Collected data
+++
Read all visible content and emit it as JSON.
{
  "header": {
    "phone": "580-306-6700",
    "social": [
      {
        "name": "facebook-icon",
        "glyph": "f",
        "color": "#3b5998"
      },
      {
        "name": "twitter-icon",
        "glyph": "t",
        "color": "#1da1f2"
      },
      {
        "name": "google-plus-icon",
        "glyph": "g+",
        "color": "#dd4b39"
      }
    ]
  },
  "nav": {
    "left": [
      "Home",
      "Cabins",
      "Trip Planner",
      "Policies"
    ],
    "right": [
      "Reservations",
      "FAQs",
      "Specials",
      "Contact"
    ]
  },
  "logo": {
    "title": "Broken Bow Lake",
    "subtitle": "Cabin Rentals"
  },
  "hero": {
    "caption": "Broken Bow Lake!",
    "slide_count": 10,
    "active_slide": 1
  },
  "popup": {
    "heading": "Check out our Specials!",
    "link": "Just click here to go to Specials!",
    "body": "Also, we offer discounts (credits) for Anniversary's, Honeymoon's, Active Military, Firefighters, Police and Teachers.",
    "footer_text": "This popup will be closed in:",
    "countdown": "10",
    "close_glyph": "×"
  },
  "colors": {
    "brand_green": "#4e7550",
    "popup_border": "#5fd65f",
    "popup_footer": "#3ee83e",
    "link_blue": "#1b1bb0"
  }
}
+++
▸ Prompt
Could you reproduce every record above exactly as it appears?

▸ The output
Read all visible content and emit it as JSON.
{
  "header": {
    "phone": "580-306-6700",
    "social": [
      {
        "name": "facebook-icon",
        "glyph": "f",
        "color": "#3b5998"
      },
      {
        "name": "twitter-icon",
        "glyph": "t",
        "color": "#1da1f2"
      },
      {
        "name": "google-plus-icon",
        "glyph": "g+",
        "color": "#dd4b39"
      }
    ]
  },
  "nav": {
    "left": [
      "Home",
      "Cabins",
      "Trip Planner",
      "Policies"
    ],
    "right": [
      "Reservations",
      "FAQs",
      "Specials",
      "Contact"
    ]
  },
  "logo": {
    "title": "Broken Bow Lake",
    "subtitle": "Cabin Rentals"
  },
  "hero": {
    "caption": "Broken Bow Lake!",
    "slide_count": 10,
    "active_slide": 1
  },
  "popup": {
    "heading": "Check out our Specials!",
    "link": "Just click here to go to Specials!",
    "body": "Also, we offer discounts (credits) for Anniversary's, Honeymoon's, Active Military, Firefighters, Police and Teachers.",
    "footer_text": "This popup will be closed in:",
    "countdown": "10",
    "close_glyph": "×"
  },
  "colors": {
    "brand_green": "#4e7550",
    "popup_border": "#5fd65f",
    "popup_footer": "#3ee83e",
    "link_blue": "#1b1bb0"
  }
}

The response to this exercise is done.